■ Task statement
Every entry should be repeated exactly. Omit the pictures.

(Records from a collection)
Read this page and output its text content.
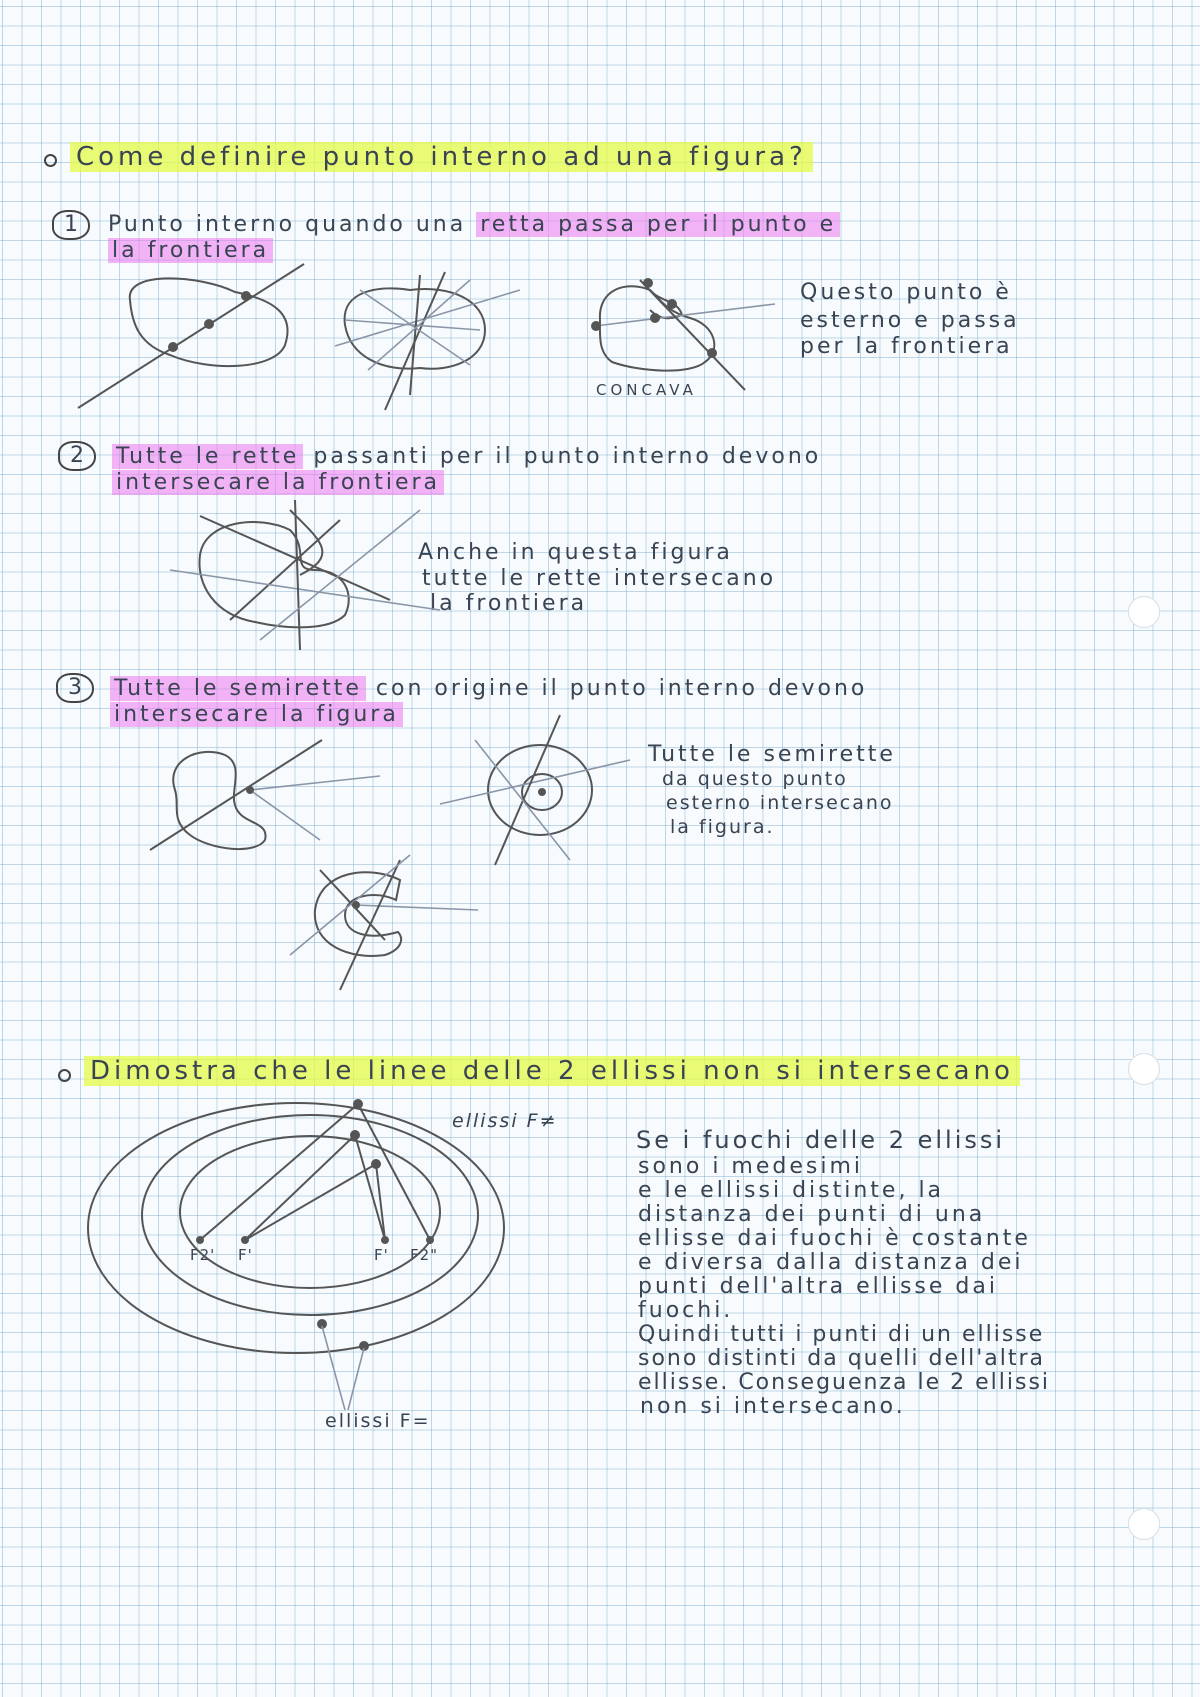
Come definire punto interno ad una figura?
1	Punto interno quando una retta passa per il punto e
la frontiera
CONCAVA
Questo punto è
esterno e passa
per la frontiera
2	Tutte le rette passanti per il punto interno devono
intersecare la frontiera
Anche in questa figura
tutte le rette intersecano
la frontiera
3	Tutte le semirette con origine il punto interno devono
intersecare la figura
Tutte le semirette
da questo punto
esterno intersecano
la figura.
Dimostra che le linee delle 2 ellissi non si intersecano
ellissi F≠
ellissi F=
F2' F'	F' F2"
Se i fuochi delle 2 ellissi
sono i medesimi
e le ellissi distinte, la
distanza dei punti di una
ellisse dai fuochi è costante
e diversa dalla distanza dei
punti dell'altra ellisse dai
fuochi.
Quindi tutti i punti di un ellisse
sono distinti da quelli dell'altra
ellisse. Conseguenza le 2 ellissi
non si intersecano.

■ Task result
Read this page and output its text content.
Come definire punto interno ad una figura?
1	Punto interno quando una retta passa per il punto e
la frontiera
CONCAVA
Questo punto è
esterno e passa
per la frontiera
2	Tutte le rette passanti per il punto interno devono
intersecare la frontiera
Anche in questa figura
tutte le rette intersecano
la frontiera
3	Tutte le semirette con origine il punto interno devono
intersecare la figura
Tutte le semirette
da questo punto
esterno intersecano
la figura.
Dimostra che le linee delle 2 ellissi non si intersecano
ellissi F≠
ellissi F=
F2' F'	F' F2"
Se i fuochi delle 2 ellissi
sono i medesimi
e le ellissi distinte, la
distanza dei punti di una
ellisse dai fuochi è costante
e diversa dalla distanza dei
punti dell'altra ellisse dai
fuochi.
Quindi tutti i punti di un ellisse
sono distinti da quelli dell'altra
ellisse. Conseguenza le 2 ellissi
non si intersecano.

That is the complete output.